## Tasks for this exercise
1) Reproduce the Chicago backtest notebook word for word, everything from "import matplotlib.pyplot as" down to "root = find_repo_root(Path.cwd())".
2) Continue the Chicago backtest notebook from the point at which it stops.

## Excerpted text

Worked example: Chicago backtest (committed fixture)

This notebook uses a committed sample dataset at docs/tutorials/data/chicago_sample_2024_2025.parquet so local vignette rendering is fast and reproducible without live API calls.

If you want to refresh data from the Socrata API yourself, use:

uv run motac fetch chicago --start-year 2024 --end-year 2025 --out-dir docs/tutorials/_local_data

The analysis below intentionally runs against the checked-in fixture.

[1]:
from __future__ import annotations

from collections import Counter
from pathlib import Path

import matplotlib.pyplot as plt
import numpy as np
import pandas as pd
import scipy.sparse as sp


def find_repo_root(start: Path) -> Path:
    for parent in [start] + list(start.parents):
        if (parent / "pyproject.toml").exists():
            return parent
    raise RuntimeError("Could not find repo root")


root = find_repo_root(Path.cwd())

from motac.data import load_events_csv  # noqa: E402
from motac.models.fit import fit_road_hawkes_mle  # noqa: E402
from motac.models.forecast import forecast_probabilistic_horizon  # noqa: E402
from motac.models.metrics import mean_negative_log_likelihood  # noqa: E402
from motac.spatial.grid_builder import LonLatBounds, build_regular_grid  # noqa: E402


def scan_event_table(
    path: Path,
    *,
    lat_col: str,
    lon_col: str,
    mark_col: str | None,
    date_col: str,
) -> tuple[tuple[float, float, float, float], Counter, list[str]]:
    if path.suffix.lower() in {".parquet", ".pq"}:
        frame = pd.read_parquet(path)
    else:
        frame = pd.read_csv(path)

    frame[lat_col] = pd.to_numeric(frame[lat_col], errors="coerce")
    frame[lon_col] = pd.to_numeric(frame[lon_col], errors="coerce")
    frame = frame.dropna(subset=[lat_col, lon_col])

    lats = frame[lat_col].astype(float).to_numpy()
    lons = frame[lon_col].astype(float).to_numpy()

    marks: Counter = Counter()
    if mark_col and mark_col in frame.columns:
        marks.update(str(m) for m in frame[mark_col].dropna())

## Data excerpts
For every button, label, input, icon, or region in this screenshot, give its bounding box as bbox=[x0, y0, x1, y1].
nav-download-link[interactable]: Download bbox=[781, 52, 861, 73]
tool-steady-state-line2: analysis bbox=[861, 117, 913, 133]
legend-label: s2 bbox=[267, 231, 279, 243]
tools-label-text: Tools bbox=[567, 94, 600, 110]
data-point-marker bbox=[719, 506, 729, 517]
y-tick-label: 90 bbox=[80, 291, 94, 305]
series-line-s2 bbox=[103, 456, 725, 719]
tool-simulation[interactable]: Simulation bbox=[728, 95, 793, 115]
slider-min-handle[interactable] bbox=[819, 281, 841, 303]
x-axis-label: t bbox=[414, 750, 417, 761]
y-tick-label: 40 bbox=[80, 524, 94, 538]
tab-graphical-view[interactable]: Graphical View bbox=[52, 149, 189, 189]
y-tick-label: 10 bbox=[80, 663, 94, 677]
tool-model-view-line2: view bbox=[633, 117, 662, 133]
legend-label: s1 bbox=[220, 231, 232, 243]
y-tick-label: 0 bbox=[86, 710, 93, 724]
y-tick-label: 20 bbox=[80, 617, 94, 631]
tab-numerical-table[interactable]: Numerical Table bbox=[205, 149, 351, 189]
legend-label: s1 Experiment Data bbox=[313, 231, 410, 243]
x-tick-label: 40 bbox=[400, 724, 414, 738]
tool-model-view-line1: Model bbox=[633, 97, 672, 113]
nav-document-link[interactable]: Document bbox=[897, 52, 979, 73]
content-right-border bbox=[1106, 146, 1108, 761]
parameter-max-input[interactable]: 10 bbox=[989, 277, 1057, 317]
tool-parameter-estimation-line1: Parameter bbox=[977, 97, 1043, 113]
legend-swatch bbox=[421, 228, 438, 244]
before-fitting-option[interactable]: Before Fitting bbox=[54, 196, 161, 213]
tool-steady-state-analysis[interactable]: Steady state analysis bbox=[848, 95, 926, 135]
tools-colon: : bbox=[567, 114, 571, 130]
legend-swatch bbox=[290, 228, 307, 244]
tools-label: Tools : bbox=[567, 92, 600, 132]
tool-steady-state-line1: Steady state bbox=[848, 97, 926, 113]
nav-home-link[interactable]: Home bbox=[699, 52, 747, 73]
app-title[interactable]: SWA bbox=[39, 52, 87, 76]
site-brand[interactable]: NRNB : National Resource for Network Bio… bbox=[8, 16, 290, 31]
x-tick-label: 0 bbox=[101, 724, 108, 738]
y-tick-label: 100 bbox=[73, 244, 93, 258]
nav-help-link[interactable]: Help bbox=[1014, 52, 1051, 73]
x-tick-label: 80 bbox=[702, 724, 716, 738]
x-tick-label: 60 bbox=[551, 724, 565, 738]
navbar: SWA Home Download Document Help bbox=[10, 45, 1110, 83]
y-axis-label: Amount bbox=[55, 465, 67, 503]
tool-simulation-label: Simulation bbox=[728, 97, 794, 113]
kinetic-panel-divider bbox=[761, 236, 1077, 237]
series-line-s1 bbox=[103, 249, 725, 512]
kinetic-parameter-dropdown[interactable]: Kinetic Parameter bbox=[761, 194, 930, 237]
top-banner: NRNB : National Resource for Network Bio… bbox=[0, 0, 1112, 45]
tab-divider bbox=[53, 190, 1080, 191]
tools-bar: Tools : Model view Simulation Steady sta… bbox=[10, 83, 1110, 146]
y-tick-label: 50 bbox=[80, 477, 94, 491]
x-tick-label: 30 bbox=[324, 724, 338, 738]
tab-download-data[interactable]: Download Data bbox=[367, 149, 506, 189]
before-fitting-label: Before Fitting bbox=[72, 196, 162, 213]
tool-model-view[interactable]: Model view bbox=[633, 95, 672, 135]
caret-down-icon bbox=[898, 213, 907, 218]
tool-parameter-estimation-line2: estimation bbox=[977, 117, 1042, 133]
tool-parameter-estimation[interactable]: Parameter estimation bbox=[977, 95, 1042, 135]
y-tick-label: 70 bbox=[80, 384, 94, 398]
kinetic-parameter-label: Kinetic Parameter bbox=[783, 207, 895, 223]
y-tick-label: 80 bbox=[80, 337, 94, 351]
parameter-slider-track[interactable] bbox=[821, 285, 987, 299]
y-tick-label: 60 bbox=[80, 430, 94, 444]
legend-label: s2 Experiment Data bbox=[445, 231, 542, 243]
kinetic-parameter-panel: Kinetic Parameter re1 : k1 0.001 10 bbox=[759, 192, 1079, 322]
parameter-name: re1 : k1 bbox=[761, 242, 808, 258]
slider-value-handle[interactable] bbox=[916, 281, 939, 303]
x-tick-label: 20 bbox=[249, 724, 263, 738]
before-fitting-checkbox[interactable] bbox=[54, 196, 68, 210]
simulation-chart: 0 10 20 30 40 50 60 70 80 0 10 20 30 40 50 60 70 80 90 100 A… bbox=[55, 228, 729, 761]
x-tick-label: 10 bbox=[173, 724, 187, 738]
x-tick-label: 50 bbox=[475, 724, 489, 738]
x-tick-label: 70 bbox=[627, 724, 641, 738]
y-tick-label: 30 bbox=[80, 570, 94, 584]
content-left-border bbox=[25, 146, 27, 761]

## The replies
1)
import matplotlib.pyplot as plt
import numpy as np
import pandas as pd
import scipy.sparse as sp


def find_repo_root(start: Path) -> Path:
    for parent in [start] + list(start.parents):
        if (parent / "pyproject.toml").exists():
            return parent
    raise RuntimeError("Could not find repo root")


root = find_repo_root(Path.cwd())

2)
    dates = (
        pd.to_datetime(frame[date_col], errors="coerce")
        .dropna()
        .dt.strftime("%Y-%m-%d")
        .tolist()
    )

    if lats.size == 0 or lons.size == 0:
        raise ValueError("No valid lat/lon values found in source file")

    bounds = (float(np.min(lons)), float(np.max(lons)), float(np.min(lats)), float(np.max(lats)))
    return bounds, marks, dates


def build_travel_time(
    lat: np.ndarray,
    lon: np.ndarray,
    k: int = 6,
    speed_kph: float = 30.0,
) -> sp.csr_matrix:
    lat = np.asarray(lat, dtype=float)
    lon = np.asarray(lon, dtype=float)
    n = int(lat.shape[0])
    lat_rad = np.radians(lat)
    lon_rad = np.radians(lon)
    mean_lat = float(np.mean(lat_rad))
    dx = (lon_rad[None, :] - lon_rad[:, None]) * np.cos(mean_lat)
    dy = lat_rad[None, :] - lat_rad[:, None]
    dist = 6_371_000.0 * np.sqrt(dx**2 + dy**2)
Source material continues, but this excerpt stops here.